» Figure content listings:

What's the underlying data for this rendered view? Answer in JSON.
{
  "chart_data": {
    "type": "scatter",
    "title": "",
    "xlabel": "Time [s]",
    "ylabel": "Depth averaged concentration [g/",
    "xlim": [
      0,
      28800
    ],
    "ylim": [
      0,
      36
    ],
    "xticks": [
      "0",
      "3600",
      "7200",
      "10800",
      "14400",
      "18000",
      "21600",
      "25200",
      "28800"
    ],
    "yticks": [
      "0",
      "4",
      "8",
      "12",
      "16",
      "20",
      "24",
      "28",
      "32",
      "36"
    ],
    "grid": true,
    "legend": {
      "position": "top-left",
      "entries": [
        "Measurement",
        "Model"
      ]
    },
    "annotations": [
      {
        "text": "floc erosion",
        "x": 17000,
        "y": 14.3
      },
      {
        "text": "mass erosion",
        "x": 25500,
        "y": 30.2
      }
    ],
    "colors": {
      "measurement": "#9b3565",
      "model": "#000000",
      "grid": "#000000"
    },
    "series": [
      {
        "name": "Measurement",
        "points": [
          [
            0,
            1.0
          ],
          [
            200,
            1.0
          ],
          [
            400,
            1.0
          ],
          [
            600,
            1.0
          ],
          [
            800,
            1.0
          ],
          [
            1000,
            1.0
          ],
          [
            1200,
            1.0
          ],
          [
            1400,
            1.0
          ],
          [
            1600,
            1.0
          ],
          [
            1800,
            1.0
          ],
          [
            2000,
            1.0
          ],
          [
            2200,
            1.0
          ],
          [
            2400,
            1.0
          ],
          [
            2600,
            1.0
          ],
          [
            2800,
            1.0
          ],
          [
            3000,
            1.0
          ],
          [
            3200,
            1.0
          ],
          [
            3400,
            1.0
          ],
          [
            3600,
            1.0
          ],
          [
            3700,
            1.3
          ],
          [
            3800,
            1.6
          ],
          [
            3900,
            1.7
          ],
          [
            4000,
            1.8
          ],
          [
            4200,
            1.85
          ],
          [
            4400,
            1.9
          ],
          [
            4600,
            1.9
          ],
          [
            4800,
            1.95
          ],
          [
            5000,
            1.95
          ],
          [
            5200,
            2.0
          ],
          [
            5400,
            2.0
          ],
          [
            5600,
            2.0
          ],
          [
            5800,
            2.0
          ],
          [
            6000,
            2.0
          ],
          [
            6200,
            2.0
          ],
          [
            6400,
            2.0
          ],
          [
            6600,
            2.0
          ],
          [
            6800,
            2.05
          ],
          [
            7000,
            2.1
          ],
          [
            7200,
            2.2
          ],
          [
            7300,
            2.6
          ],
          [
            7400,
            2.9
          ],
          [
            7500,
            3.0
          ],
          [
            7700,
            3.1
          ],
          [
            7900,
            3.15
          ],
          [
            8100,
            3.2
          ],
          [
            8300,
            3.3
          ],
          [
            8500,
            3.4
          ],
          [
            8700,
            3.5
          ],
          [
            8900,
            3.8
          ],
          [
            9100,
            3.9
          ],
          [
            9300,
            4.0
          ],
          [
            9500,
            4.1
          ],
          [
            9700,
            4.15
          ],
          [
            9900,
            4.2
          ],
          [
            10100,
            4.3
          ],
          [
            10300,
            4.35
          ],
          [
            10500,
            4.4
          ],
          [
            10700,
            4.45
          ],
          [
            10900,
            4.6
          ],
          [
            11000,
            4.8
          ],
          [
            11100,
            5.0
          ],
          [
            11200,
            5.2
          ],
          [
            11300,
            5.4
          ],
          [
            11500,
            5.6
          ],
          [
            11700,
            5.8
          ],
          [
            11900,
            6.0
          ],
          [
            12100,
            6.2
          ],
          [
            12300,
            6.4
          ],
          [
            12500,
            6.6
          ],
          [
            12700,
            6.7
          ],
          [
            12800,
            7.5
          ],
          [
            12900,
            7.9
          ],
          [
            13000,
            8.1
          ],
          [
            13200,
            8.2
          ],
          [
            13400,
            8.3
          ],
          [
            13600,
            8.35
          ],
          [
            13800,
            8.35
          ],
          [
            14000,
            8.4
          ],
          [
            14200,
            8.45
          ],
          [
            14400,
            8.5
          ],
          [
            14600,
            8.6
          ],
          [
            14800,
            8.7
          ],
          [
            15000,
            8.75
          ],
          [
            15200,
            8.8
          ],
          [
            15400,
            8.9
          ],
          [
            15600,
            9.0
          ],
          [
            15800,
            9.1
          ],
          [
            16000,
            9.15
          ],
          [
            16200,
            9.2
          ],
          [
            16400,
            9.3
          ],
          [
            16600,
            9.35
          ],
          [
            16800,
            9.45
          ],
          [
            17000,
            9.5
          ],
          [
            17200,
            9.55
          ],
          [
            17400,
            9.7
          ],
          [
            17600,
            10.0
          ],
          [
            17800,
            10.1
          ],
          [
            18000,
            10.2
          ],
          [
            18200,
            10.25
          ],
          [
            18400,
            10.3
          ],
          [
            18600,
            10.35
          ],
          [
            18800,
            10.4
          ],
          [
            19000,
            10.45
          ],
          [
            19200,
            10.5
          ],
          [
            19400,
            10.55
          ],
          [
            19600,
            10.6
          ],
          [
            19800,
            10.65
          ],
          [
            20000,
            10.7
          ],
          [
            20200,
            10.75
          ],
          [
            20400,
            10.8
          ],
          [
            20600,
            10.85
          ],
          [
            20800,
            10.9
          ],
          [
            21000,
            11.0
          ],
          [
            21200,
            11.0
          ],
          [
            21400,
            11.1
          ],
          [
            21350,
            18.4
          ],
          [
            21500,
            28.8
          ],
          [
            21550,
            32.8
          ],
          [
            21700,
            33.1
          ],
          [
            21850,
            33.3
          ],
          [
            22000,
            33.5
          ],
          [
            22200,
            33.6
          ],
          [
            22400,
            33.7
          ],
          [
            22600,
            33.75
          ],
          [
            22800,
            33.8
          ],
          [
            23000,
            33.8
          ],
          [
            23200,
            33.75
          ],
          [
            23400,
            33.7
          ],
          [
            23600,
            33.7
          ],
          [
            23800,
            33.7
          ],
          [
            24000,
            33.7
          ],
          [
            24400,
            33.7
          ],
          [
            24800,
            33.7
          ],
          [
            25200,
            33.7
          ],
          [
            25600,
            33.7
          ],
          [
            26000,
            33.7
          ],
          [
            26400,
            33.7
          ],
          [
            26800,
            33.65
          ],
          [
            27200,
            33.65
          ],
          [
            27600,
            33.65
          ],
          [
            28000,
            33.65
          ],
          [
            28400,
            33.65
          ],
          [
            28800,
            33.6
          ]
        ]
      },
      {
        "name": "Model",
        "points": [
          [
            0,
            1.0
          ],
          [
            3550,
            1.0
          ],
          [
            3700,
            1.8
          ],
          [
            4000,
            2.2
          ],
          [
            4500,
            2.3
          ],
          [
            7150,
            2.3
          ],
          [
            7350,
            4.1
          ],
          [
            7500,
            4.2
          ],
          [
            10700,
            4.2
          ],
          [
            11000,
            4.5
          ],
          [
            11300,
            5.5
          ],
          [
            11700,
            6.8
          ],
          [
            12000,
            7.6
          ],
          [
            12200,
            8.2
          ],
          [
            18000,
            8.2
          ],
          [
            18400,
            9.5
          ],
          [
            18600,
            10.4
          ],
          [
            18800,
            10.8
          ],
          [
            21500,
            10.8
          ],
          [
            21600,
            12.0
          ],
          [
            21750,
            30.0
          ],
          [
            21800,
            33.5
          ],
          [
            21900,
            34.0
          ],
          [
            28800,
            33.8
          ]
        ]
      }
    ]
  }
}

» Stated task:
Give the number of lines in the material above that have the word "erosion" in them, and nothing more.

» Task solution:
2